▶ _AIM OF THE TASK_
Copy out the line containing "Serialize everything readable" and each line after it, through the last one in the material, exactly as written.

INPUT start

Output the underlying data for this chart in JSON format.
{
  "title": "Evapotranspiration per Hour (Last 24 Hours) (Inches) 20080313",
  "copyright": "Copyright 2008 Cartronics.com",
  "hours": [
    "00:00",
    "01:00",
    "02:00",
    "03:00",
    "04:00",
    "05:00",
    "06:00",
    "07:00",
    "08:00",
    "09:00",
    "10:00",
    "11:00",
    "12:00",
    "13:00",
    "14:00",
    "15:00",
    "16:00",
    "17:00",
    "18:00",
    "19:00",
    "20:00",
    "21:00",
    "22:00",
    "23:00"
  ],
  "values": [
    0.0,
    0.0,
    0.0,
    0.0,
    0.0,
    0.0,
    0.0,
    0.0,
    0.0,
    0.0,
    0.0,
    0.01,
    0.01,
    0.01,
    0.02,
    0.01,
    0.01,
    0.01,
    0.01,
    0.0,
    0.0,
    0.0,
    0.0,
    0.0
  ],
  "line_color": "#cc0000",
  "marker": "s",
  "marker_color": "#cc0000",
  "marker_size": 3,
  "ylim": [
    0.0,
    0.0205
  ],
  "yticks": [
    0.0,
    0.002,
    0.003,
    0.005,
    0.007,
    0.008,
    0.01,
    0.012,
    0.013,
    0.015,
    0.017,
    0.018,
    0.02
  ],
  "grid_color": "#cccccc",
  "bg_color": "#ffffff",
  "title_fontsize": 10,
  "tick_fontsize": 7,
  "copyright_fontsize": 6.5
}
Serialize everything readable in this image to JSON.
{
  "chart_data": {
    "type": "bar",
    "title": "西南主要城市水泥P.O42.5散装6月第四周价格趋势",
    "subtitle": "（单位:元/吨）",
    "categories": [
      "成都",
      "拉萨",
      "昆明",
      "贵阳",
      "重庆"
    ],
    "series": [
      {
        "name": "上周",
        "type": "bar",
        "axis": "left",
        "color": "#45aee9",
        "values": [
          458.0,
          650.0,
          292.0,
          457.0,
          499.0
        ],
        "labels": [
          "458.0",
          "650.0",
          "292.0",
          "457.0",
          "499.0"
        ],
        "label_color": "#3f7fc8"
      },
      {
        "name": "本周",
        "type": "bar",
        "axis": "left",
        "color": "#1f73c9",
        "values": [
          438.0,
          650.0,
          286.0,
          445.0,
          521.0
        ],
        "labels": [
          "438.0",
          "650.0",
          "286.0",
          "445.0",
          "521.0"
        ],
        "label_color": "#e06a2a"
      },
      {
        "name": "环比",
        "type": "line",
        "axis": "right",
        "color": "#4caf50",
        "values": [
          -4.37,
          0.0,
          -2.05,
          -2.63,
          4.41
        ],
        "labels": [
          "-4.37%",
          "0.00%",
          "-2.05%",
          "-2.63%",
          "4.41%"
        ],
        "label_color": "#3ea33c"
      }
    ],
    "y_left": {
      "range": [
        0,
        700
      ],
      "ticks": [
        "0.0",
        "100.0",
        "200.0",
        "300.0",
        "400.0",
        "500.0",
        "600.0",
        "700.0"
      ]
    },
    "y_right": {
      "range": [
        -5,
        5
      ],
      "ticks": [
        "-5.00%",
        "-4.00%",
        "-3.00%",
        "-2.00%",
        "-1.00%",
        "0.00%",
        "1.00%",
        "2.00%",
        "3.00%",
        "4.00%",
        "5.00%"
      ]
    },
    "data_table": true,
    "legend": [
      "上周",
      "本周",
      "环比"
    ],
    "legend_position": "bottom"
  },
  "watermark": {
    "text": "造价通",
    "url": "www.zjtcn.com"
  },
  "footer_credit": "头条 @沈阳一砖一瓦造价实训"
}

INPUT end

▶ _FINAL RESULT_
Serialize everything readable in this image to JSON.
{
  "chart_data": {
    "type": "bar",
    "title": "西南主要城市水泥P.O42.5散装6月第四周价格趋势",
    "subtitle": "（单位:元/吨）",
    "categories": [
      "成都",
      "拉萨",
      "昆明",
      "贵阳",
      "重庆"
    ],
    "series": [
      {
        "name": "上周",
        "type": "bar",
        "axis": "left",
        "color": "#45aee9",
        "values": [
          458.0,
          650.0,
          292.0,
          457.0,
          499.0
        ],
        "labels": [
          "458.0",
          "650.0",
          "292.0",
          "457.0",
          "499.0"
        ],
        "label_color": "#3f7fc8"
      },
      {
        "name": "本周",
        "type": "bar",
        "axis": "left",
        "color": "#1f73c9",
        "values": [
          438.0,
          650.0,
          286.0,
          445.0,
          521.0
        ],
        "labels": [
          "438.0",
          "650.0",
          "286.0",
          "445.0",
          "521.0"
        ],
        "label_color": "#e06a2a"
      },
      {
        "name": "环比",
        "type": "line",
        "axis": "right",
        "color": "#4caf50",
        "values": [
          -4.37,
          0.0,
          -2.05,
          -2.63,
          4.41
        ],
        "labels": [
          "-4.37%",
          "0.00%",
          "-2.05%",
          "-2.63%",
          "4.41%"
        ],
        "label_color": "#3ea33c"
      }
    ],
    "y_left": {
      "range": [
        0,
        700
      ],
      "ticks": [
        "0.0",
        "100.0",
        "200.0",
        "300.0",
        "400.0",
        "500.0",
        "600.0",
        "700.0"
      ]
    },
    "y_right": {
      "range": [
        -5,
        5
      ],
      "ticks": [
        "-5.00%",
        "-4.00%",
        "-3.00%",
        "-2.00%",
        "-1.00%",
        "0.00%",
        "1.00%",
        "2.00%",
        "3.00%",
        "4.00%",
        "5.00%"
      ]
    },
    "data_table": true,
    "legend": [
      "上周",
      "本周",
      "环比"
    ],
    "legend_position": "bottom"
  },
  "watermark": {
    "text": "造价通",
    "url": "www.zjtcn.com"
  },
  "footer_credit": "头条 @沈阳一砖一瓦造价实训"
}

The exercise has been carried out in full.